▸ Material for this exercise:
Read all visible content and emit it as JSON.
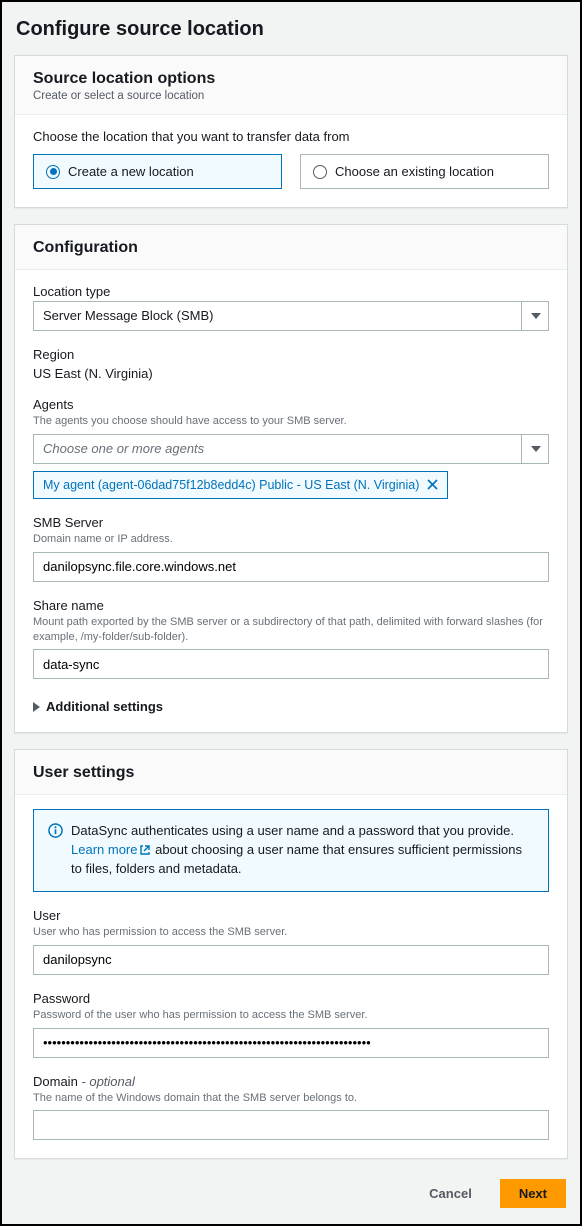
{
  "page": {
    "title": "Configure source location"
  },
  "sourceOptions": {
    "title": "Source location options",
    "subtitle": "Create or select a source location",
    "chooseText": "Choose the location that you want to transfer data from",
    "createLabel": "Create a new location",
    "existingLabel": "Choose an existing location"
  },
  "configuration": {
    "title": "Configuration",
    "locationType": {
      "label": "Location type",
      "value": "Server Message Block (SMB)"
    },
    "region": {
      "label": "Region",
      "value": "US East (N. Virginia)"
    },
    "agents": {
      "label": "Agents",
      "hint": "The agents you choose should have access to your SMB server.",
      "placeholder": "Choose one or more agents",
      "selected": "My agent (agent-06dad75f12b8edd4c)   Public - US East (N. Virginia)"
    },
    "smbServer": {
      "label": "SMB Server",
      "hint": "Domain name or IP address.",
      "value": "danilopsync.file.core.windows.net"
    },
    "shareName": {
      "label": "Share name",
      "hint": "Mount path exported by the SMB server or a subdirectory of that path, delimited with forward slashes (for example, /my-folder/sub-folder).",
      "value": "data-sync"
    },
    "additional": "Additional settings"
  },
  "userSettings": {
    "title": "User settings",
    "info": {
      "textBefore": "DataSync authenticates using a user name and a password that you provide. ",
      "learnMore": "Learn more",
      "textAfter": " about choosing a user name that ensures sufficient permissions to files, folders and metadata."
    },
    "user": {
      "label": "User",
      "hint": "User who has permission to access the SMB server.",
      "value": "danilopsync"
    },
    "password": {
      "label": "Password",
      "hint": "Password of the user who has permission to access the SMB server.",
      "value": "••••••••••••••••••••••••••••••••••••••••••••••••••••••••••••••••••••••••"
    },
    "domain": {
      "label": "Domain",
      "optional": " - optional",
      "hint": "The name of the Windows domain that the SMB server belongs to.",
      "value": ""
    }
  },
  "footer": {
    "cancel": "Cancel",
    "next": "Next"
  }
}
--
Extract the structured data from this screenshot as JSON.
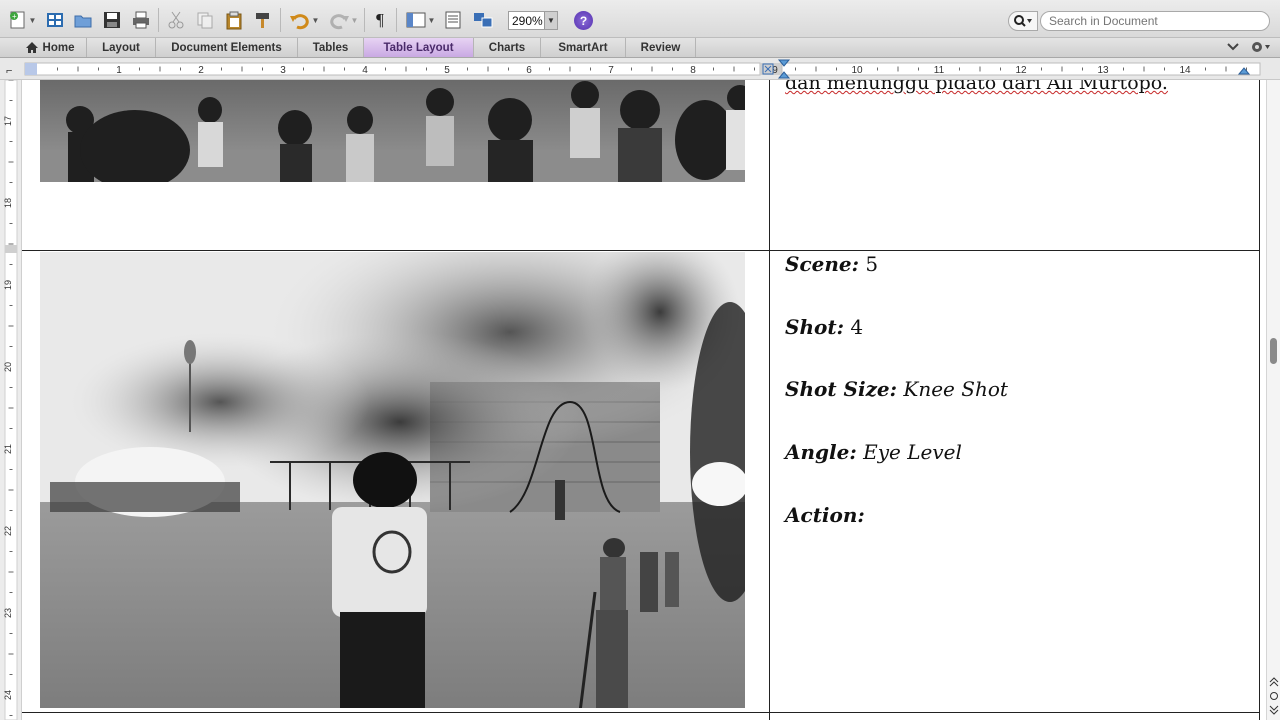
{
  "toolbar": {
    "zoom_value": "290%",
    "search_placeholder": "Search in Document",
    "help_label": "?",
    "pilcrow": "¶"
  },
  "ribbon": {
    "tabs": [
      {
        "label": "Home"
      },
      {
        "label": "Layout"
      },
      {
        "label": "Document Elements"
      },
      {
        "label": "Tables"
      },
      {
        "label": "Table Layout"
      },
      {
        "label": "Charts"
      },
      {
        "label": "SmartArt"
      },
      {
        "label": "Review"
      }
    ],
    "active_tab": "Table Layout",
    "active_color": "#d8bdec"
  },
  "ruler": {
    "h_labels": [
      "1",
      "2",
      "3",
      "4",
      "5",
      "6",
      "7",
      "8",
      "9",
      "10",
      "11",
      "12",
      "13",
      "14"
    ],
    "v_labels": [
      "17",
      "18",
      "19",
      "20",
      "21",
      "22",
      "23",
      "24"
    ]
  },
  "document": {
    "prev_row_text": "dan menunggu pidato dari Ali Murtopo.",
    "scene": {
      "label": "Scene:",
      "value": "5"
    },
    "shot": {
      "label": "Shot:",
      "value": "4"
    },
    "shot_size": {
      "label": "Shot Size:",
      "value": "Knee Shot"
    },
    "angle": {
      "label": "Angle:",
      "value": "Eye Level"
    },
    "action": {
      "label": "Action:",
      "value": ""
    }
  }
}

▸ Description of the task: Determine the number of lines containing "access". Write only that number.

▸ Answer below: 3